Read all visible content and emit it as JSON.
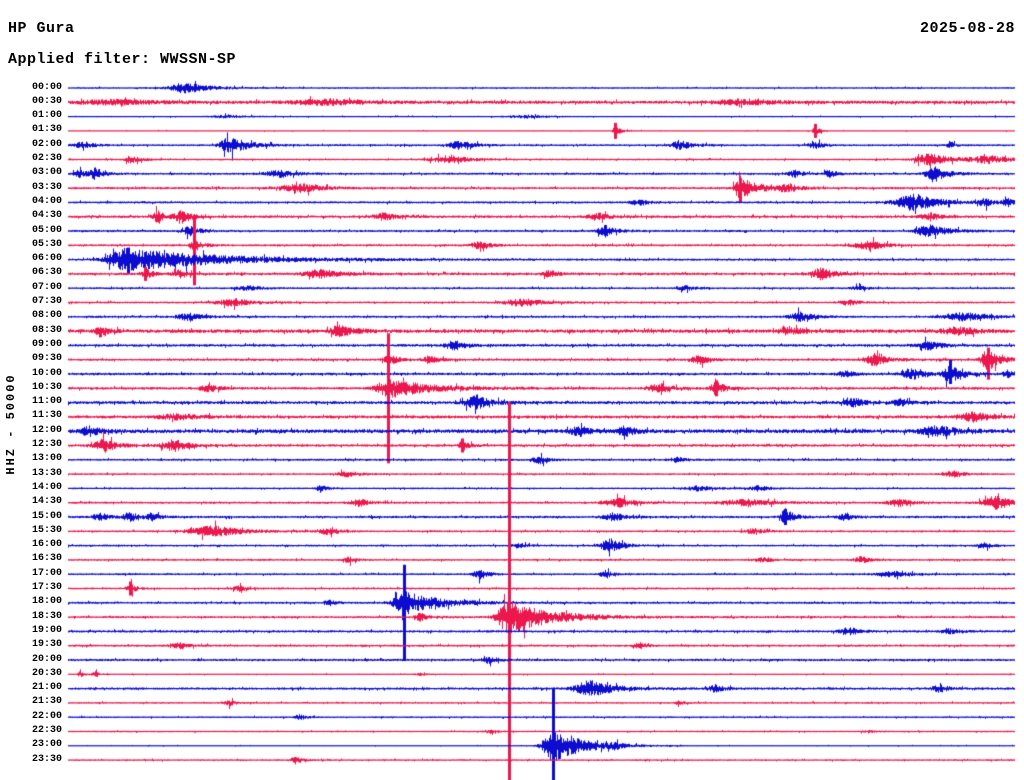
{
  "header": {
    "station": "HP Gura",
    "date": "2025-08-28",
    "filter_label": "Applied filter: WWSSN-SP"
  },
  "y_axis_label": "HHZ - 50000",
  "colors": {
    "trace_blue": "#0d0dd2",
    "trace_red": "#ed174d",
    "text": "#000000",
    "background": "#ffffff"
  },
  "chart_data": {
    "type": "line",
    "subtype": "helicorder-day-plot",
    "station": "HP Gura",
    "date": "2025-08-28",
    "filter": "WWSSN-SP",
    "channel_scale_label": "HHZ - 50000",
    "minutes_per_row": 30,
    "row_color_rule": "hour rows blue, half-hour rows red",
    "event_fields": [
      "x_px",
      "amplitude_px",
      "rise_width_px",
      "decay_px",
      "spike_up_px",
      "spike_down_px"
    ],
    "rows": [
      {
        "t": "00:00",
        "c": "b",
        "n": 0.9,
        "e": [
          [
            185,
            5,
            10,
            22
          ]
        ]
      },
      {
        "t": "00:30",
        "c": "r",
        "n": 1.6,
        "e": [
          [
            120,
            2,
            30,
            40
          ],
          [
            330,
            2.5,
            25,
            30
          ],
          [
            745,
            2.5,
            20,
            30
          ]
        ]
      },
      {
        "t": "01:00",
        "c": "b",
        "n": 0.7,
        "e": [
          [
            230,
            1.5,
            12,
            15
          ],
          [
            530,
            1.5,
            15,
            15
          ]
        ]
      },
      {
        "t": "01:30",
        "c": "r",
        "n": 0.6,
        "e": [
          [
            615,
            5,
            2,
            5,
            8,
            8
          ],
          [
            815,
            4,
            2,
            5,
            7,
            7
          ]
        ]
      },
      {
        "t": "02:00",
        "c": "b",
        "n": 1.0,
        "e": [
          [
            85,
            3,
            8,
            10
          ],
          [
            230,
            8,
            7,
            18
          ],
          [
            460,
            4,
            8,
            14
          ],
          [
            680,
            4.5,
            6,
            12
          ],
          [
            815,
            3.5,
            5,
            8
          ],
          [
            950,
            2.5,
            4,
            6
          ]
        ]
      },
      {
        "t": "02:30",
        "c": "r",
        "n": 0.9,
        "e": [
          [
            130,
            4.5,
            3,
            8
          ],
          [
            450,
            3.5,
            14,
            20
          ],
          [
            930,
            5.5,
            10,
            22
          ],
          [
            990,
            3.5,
            12,
            20
          ]
        ]
      },
      {
        "t": "03:00",
        "c": "b",
        "n": 1.1,
        "e": [
          [
            80,
            4,
            4,
            7
          ],
          [
            95,
            5,
            4,
            8
          ],
          [
            280,
            3.5,
            10,
            15
          ],
          [
            795,
            3.5,
            5,
            8
          ],
          [
            830,
            3.5,
            4,
            7
          ],
          [
            935,
            8,
            6,
            12
          ]
        ]
      },
      {
        "t": "03:30",
        "c": "r",
        "n": 1.2,
        "e": [
          [
            300,
            4.5,
            13,
            18
          ],
          [
            740,
            12,
            4,
            16,
            10,
            14
          ],
          [
            790,
            3.5,
            8,
            10
          ]
        ]
      },
      {
        "t": "04:00",
        "c": "b",
        "n": 1.1,
        "e": [
          [
            640,
            3,
            6,
            8
          ],
          [
            915,
            8,
            13,
            22
          ],
          [
            985,
            3.5,
            5,
            8
          ],
          [
            1008,
            3.5,
            4,
            6
          ]
        ]
      },
      {
        "t": "04:30",
        "c": "r",
        "n": 1.3,
        "e": [
          [
            158,
            5.5,
            4,
            7
          ],
          [
            182,
            6.5,
            5,
            9
          ],
          [
            385,
            3.5,
            8,
            12
          ],
          [
            600,
            3,
            8,
            10
          ],
          [
            930,
            3.5,
            7,
            10
          ]
        ]
      },
      {
        "t": "05:00",
        "c": "b",
        "n": 1.1,
        "e": [
          [
            190,
            4.5,
            5,
            9
          ],
          [
            605,
            5.5,
            5,
            10
          ],
          [
            930,
            5.5,
            10,
            18
          ]
        ]
      },
      {
        "t": "05:30",
        "c": "r",
        "n": 1.1,
        "e": [
          [
            194,
            6,
            3,
            8,
            30,
            40
          ],
          [
            480,
            3.5,
            6,
            10
          ],
          [
            870,
            4.5,
            10,
            14
          ]
        ]
      },
      {
        "t": "06:00",
        "c": "b",
        "n": 1.1,
        "e": [
          [
            128,
            11,
            14,
            85,
            12,
            14
          ]
        ]
      },
      {
        "t": "06:30",
        "c": "r",
        "n": 1.3,
        "e": [
          [
            145,
            6,
            2,
            6,
            7,
            7
          ],
          [
            180,
            3.5,
            5,
            8
          ],
          [
            322,
            4,
            12,
            20
          ],
          [
            550,
            3,
            6,
            8
          ],
          [
            822,
            5.5,
            7,
            12
          ]
        ]
      },
      {
        "t": "07:00",
        "c": "b",
        "n": 1.0,
        "e": [
          [
            250,
            2,
            10,
            12
          ],
          [
            685,
            2.5,
            5,
            8
          ],
          [
            860,
            2,
            6,
            8
          ]
        ]
      },
      {
        "t": "07:30",
        "c": "r",
        "n": 1.0,
        "e": [
          [
            235,
            3.5,
            13,
            18
          ],
          [
            525,
            3.5,
            15,
            20
          ],
          [
            850,
            2.5,
            8,
            10
          ]
        ]
      },
      {
        "t": "08:00",
        "c": "b",
        "n": 1.1,
        "e": [
          [
            190,
            3.5,
            9,
            12
          ],
          [
            800,
            4.5,
            7,
            12
          ],
          [
            965,
            4,
            14,
            20
          ]
        ]
      },
      {
        "t": "08:30",
        "c": "r",
        "n": 1.8,
        "e": [
          [
            100,
            5,
            3,
            7
          ],
          [
            340,
            5,
            7,
            13
          ],
          [
            790,
            3.5,
            8,
            12
          ],
          [
            960,
            3.5,
            12,
            16
          ]
        ]
      },
      {
        "t": "09:00",
        "c": "b",
        "n": 1.3,
        "e": [
          [
            455,
            4.5,
            7,
            11
          ],
          [
            930,
            4,
            8,
            12
          ]
        ]
      },
      {
        "t": "09:30",
        "c": "r",
        "n": 1.2,
        "e": [
          [
            390,
            4.5,
            5,
            8
          ],
          [
            430,
            3.5,
            5,
            8
          ],
          [
            700,
            4,
            7,
            10
          ],
          [
            875,
            6,
            7,
            11
          ],
          [
            988,
            11,
            5,
            11,
            12,
            20
          ]
        ]
      },
      {
        "t": "10:00",
        "c": "b",
        "n": 1.3,
        "e": [
          [
            845,
            3.5,
            5,
            8
          ],
          [
            912,
            5.5,
            7,
            10
          ],
          [
            950,
            8,
            5,
            12,
            14,
            10
          ],
          [
            1008,
            3.5,
            4,
            6
          ]
        ]
      },
      {
        "t": "10:30",
        "c": "r",
        "n": 1.3,
        "e": [
          [
            210,
            3.5,
            7,
            9
          ],
          [
            388,
            9,
            8,
            40,
            55,
            75
          ],
          [
            660,
            4.5,
            7,
            10
          ],
          [
            716,
            6,
            4,
            9,
            8,
            8
          ]
        ]
      },
      {
        "t": "11:00",
        "c": "b",
        "n": 1.5,
        "e": [
          [
            475,
            7,
            7,
            14
          ],
          [
            855,
            4,
            7,
            9
          ],
          [
            900,
            3.5,
            5,
            8
          ]
        ]
      },
      {
        "t": "11:30",
        "c": "r",
        "n": 1.5,
        "e": [
          [
            180,
            2.5,
            15,
            20
          ],
          [
            975,
            4.5,
            10,
            14
          ]
        ]
      },
      {
        "t": "12:00",
        "c": "b",
        "n": 1.9,
        "e": [
          [
            90,
            4,
            8,
            10
          ],
          [
            580,
            4.5,
            7,
            10
          ],
          [
            625,
            4.5,
            5,
            9
          ],
          [
            940,
            4.5,
            13,
            16
          ]
        ]
      },
      {
        "t": "12:30",
        "c": "r",
        "n": 1.3,
        "e": [
          [
            105,
            6.5,
            7,
            11
          ],
          [
            175,
            5.5,
            9,
            13
          ],
          [
            462,
            5,
            2,
            6,
            7,
            7
          ]
        ]
      },
      {
        "t": "13:00",
        "c": "b",
        "n": 1.1,
        "e": [
          [
            540,
            3.5,
            5,
            8
          ],
          [
            677,
            2.5,
            5,
            7
          ]
        ]
      },
      {
        "t": "13:30",
        "c": "r",
        "n": 1.0,
        "e": [
          [
            350,
            2.5,
            9,
            10
          ],
          [
            955,
            3,
            7,
            9
          ]
        ]
      },
      {
        "t": "14:00",
        "c": "b",
        "n": 0.9,
        "e": [
          [
            320,
            3.5,
            3,
            6
          ],
          [
            700,
            2.5,
            10,
            12
          ],
          [
            760,
            2.5,
            8,
            10
          ]
        ]
      },
      {
        "t": "14:30",
        "c": "r",
        "n": 1.1,
        "e": [
          [
            360,
            3.5,
            7,
            9
          ],
          [
            620,
            4,
            11,
            14
          ],
          [
            750,
            3,
            20,
            24
          ],
          [
            900,
            3.5,
            9,
            11
          ],
          [
            997,
            6.5,
            10,
            14
          ]
        ]
      },
      {
        "t": "15:00",
        "c": "b",
        "n": 1.2,
        "e": [
          [
            100,
            3.5,
            5,
            8
          ],
          [
            130,
            4.5,
            5,
            8
          ],
          [
            152,
            3.5,
            4,
            7
          ],
          [
            615,
            3.5,
            8,
            10
          ],
          [
            785,
            8,
            3,
            8,
            8,
            8
          ],
          [
            845,
            3,
            5,
            8
          ]
        ]
      },
      {
        "t": "15:30",
        "c": "r",
        "n": 1.0,
        "e": [
          [
            215,
            5.5,
            17,
            26
          ],
          [
            330,
            3.5,
            7,
            9
          ],
          [
            755,
            2.5,
            8,
            10
          ]
        ]
      },
      {
        "t": "16:00",
        "c": "b",
        "n": 1.0,
        "e": [
          [
            520,
            2.5,
            5,
            7
          ],
          [
            611,
            7,
            7,
            11
          ],
          [
            985,
            2.5,
            5,
            7
          ]
        ]
      },
      {
        "t": "16:30",
        "c": "r",
        "n": 1.0,
        "e": [
          [
            350,
            2.5,
            5,
            7
          ],
          [
            765,
            2.5,
            6,
            8
          ],
          [
            862,
            3,
            6,
            8
          ]
        ]
      },
      {
        "t": "17:00",
        "c": "b",
        "n": 1.0,
        "e": [
          [
            480,
            4.5,
            5,
            9
          ],
          [
            605,
            3.5,
            4,
            7
          ],
          [
            895,
            2.5,
            12,
            14
          ]
        ]
      },
      {
        "t": "17:30",
        "c": "r",
        "n": 1.0,
        "e": [
          [
            130,
            5,
            2,
            6,
            7,
            7
          ],
          [
            240,
            2.5,
            5,
            7
          ]
        ]
      },
      {
        "t": "18:00",
        "c": "b",
        "n": 1.1,
        "e": [
          [
            330,
            2.5,
            5,
            7
          ],
          [
            404,
            12,
            7,
            32,
            38,
            58
          ]
        ]
      },
      {
        "t": "18:30",
        "c": "r",
        "n": 1.1,
        "e": [
          [
            420,
            4,
            4,
            7
          ],
          [
            509,
            16,
            8,
            40,
            215,
            166
          ]
        ]
      },
      {
        "t": "19:00",
        "c": "b",
        "n": 1.2,
        "e": [
          [
            850,
            3.5,
            7,
            9
          ],
          [
            950,
            2.5,
            6,
            8
          ]
        ]
      },
      {
        "t": "19:30",
        "c": "r",
        "n": 1.1,
        "e": [
          [
            180,
            2.5,
            7,
            9
          ],
          [
            640,
            2.5,
            5,
            7
          ]
        ]
      },
      {
        "t": "20:00",
        "c": "b",
        "n": 1.2,
        "e": [
          [
            490,
            3.5,
            4,
            7
          ]
        ]
      },
      {
        "t": "20:30",
        "c": "r",
        "n": 0.7,
        "e": [
          [
            80,
            2.5,
            2,
            4
          ],
          [
            95,
            2.5,
            2,
            4
          ],
          [
            420,
            1.5,
            3,
            5
          ]
        ]
      },
      {
        "t": "21:00",
        "c": "b",
        "n": 1.2,
        "e": [
          [
            590,
            8,
            10,
            22
          ],
          [
            715,
            3.5,
            5,
            8
          ],
          [
            940,
            3.5,
            6,
            9
          ]
        ]
      },
      {
        "t": "21:30",
        "c": "r",
        "n": 0.9,
        "e": [
          [
            230,
            2.5,
            4,
            6
          ],
          [
            680,
            2,
            4,
            6
          ]
        ]
      },
      {
        "t": "22:00",
        "c": "b",
        "n": 0.9,
        "e": [
          [
            300,
            2.5,
            4,
            6
          ]
        ]
      },
      {
        "t": "22:30",
        "c": "r",
        "n": 0.8,
        "e": [
          [
            490,
            1.5,
            5,
            6
          ],
          [
            870,
            1.5,
            5,
            6
          ]
        ]
      },
      {
        "t": "23:00",
        "c": "b",
        "n": 0.6,
        "e": [
          [
            553,
            16,
            7,
            30,
            58,
            40
          ],
          [
            615,
            2.5,
            4,
            6
          ]
        ]
      },
      {
        "t": "23:30",
        "c": "r",
        "n": 0.9,
        "e": [
          [
            295,
            3.5,
            3,
            6
          ]
        ]
      }
    ]
  }
}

**Brief**
State how many lines of the records above contain the word "filter", giving only that number.

**Response to this exercise**
2